Retype every entry word for word.

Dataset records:
+ + +

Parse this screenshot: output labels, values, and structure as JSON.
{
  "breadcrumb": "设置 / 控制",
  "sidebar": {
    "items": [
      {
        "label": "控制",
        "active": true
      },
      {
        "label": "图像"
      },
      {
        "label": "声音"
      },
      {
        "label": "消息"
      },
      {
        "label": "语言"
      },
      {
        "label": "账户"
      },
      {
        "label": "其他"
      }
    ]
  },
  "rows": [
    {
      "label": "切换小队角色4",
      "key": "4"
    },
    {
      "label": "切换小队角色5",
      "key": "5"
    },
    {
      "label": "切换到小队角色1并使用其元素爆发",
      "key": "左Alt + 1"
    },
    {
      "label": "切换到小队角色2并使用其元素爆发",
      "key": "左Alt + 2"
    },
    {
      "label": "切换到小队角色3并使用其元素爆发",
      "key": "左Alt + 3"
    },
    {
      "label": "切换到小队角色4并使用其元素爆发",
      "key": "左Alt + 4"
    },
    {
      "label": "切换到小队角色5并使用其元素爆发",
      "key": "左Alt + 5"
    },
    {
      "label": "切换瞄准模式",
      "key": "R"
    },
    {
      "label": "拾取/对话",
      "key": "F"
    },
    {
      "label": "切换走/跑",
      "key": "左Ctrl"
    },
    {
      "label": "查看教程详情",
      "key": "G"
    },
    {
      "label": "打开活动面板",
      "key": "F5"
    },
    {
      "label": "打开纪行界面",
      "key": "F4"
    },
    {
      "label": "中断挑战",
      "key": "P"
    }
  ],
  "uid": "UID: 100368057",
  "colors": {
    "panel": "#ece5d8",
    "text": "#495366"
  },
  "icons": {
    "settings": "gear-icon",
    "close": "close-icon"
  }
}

+ + +

■ **Full solution**:
Parse this screenshot: output labels, values, and structure as JSON.
{
  "breadcrumb": "设置 / 控制",
  "sidebar": {
    "items": [
      {
        "label": "控制",
        "active": true
      },
      {
        "label": "图像"
      },
      {
        "label": "声音"
      },
      {
        "label": "消息"
      },
      {
        "label": "语言"
      },
      {
        "label": "账户"
      },
      {
        "label": "其他"
      }
    ]
  },
  "rows": [
    {
      "label": "切换小队角色4",
      "key": "4"
    },
    {
      "label": "切换小队角色5",
      "key": "5"
    },
    {
      "label": "切换到小队角色1并使用其元素爆发",
      "key": "左Alt + 1"
    },
    {
      "label": "切换到小队角色2并使用其元素爆发",
      "key": "左Alt + 2"
    },
    {
      "label": "切换到小队角色3并使用其元素爆发",
      "key": "左Alt + 3"
    },
    {
      "label": "切换到小队角色4并使用其元素爆发",
      "key": "左Alt + 4"
    },
    {
      "label": "切换到小队角色5并使用其元素爆发",
      "key": "左Alt + 5"
    },
    {
      "label": "切换瞄准模式",
      "key": "R"
    },
    {
      "label": "拾取/对话",
      "key": "F"
    },
    {
      "label": "切换走/跑",
      "key": "左Ctrl"
    },
    {
      "label": "查看教程详情",
      "key": "G"
    },
    {
      "label": "打开活动面板",
      "key": "F5"
    },
    {
      "label": "打开纪行界面",
      "key": "F4"
    },
    {
      "label": "中断挑战",
      "key": "P"
    }
  ],
  "uid": "UID: 100368057",
  "colors": {
    "panel": "#ece5d8",
    "text": "#495366"
  },
  "icons": {
    "settings": "gear-icon",
    "close": "close-icon"
  }
}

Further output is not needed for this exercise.